Texto de origem:
######

Casamento real

Há uma diferença grande entre fotografar um casamento e deixar que ele aconteça.

Às vezes quase não se nota. Mas sente-se. Sente-se quando ninguém está a pedir para repetir um gesto. Quando o riso é mesmo riso. Quando o abraço acontece antes de alguém pensar na fotografia.

Um casamento não precisa de ser coreografado para ser bonito. Precisa de espaço. Espaço para o nervosismo antes da cerimónia. Para as mãos que tremem ligeiramente. Para a gargalhada inesperada durante o jantar. Para o silêncio que antecede o “sim”. É nesse espaço que trabalhamos. Observamos. Esperamos. Registamos. Sem encenar. Sem controlar. Sem transformar o dia numa sequência de instruções.

######

Linhas de dados:
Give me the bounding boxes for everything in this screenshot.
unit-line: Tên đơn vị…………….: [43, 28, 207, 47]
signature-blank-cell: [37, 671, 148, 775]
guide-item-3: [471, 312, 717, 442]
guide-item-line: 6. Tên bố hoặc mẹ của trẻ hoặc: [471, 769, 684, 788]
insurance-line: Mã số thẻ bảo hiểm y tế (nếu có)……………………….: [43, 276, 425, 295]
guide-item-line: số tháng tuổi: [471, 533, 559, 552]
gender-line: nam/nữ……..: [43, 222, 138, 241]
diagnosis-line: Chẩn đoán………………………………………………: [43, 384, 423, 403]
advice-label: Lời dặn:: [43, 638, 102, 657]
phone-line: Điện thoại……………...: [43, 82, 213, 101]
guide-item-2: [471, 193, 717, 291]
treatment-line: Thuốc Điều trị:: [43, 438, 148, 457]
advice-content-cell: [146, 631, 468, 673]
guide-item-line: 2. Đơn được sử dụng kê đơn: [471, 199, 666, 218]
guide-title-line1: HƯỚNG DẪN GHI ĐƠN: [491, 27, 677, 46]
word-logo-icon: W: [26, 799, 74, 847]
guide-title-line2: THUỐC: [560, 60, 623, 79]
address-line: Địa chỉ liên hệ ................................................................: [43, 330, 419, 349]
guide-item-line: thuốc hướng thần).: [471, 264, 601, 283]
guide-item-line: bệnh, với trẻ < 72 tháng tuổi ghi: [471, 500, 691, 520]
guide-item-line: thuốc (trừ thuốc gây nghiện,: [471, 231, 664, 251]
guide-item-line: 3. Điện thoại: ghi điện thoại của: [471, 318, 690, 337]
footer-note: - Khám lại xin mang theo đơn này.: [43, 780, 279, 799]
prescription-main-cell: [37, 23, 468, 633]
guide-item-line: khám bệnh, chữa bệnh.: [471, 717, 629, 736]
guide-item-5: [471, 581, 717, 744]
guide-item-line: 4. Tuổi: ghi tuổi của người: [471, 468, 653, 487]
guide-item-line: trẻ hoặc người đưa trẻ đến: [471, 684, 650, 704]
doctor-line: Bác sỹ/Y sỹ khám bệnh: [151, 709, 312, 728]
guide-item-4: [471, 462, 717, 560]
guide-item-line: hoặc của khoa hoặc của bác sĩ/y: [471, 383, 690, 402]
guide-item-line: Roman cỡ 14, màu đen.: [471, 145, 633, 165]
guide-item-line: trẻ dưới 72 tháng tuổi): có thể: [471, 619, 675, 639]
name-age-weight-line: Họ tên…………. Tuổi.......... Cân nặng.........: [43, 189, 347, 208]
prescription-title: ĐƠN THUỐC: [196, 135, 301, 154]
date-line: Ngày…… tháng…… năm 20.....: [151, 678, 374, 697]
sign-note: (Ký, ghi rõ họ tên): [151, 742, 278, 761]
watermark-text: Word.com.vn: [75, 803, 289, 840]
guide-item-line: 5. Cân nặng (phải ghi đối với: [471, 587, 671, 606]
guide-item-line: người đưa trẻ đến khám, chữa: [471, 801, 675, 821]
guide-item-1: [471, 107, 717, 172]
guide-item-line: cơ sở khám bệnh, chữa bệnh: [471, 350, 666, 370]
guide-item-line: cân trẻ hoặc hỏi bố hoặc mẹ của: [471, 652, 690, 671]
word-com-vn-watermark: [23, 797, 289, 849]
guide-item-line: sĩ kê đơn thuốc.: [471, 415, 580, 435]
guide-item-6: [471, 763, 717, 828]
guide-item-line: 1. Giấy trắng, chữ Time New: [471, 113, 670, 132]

######

Tarefa 1:
Segundo o texto sobre casamentos, de que precisa um casamento para ser bonito?
Tarefa 2:
Retome o texto sobre casamentos e continue-o a partir do ponto em que termina.
As linhas de dados não têm qualquer relação com o texto sobre casamentos.

Resposta 1:
De espaço.

Resposta 2:
O perfeito Imperfeito

Há momentos que são desalinhados. Há expressões que não são “perfeitas”. Há véus que não caem como nas revistas. E ainda bem. Porque é aí que a vida está.

As imagens que ficam não devem parecer um cenário. Devem ter o sabor daquele dia. Devem lembrar o que se sentiu e não apenas o que se viu.

A memória do casamento

No fim, o que queremos é simples:

Que, daqui a anos, quando voltarem a essas fotografias, não vejam uma tendência. Vejam o vosso dia. Tal como foi. Se é isso que procuram, estamos alinhados.